[Data records]
+ + + + +
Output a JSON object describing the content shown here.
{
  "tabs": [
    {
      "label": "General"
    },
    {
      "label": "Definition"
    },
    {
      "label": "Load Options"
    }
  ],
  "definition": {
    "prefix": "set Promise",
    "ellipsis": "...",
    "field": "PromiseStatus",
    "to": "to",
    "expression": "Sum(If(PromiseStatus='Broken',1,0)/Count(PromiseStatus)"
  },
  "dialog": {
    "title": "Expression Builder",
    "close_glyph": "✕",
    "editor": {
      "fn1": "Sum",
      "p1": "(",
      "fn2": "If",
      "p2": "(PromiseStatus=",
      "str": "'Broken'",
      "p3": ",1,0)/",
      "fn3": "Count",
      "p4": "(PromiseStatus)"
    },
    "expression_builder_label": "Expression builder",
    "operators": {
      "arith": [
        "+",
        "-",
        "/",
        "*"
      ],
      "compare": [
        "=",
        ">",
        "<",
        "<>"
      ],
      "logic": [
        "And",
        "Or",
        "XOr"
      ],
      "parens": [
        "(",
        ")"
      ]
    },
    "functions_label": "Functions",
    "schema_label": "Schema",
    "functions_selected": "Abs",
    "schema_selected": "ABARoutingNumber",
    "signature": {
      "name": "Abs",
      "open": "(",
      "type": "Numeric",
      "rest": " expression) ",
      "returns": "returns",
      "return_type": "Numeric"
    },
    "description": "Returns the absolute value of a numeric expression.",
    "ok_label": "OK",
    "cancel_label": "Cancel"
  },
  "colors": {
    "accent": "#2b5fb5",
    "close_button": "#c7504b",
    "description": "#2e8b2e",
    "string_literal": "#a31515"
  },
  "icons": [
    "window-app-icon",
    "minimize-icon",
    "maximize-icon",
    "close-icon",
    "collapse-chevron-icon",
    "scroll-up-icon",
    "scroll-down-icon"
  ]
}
+ + + + +
(TASK): Tell how many lines of the material above hold "PromiseStatus", answering with a bare number.

(SOLUTION BELOW): 4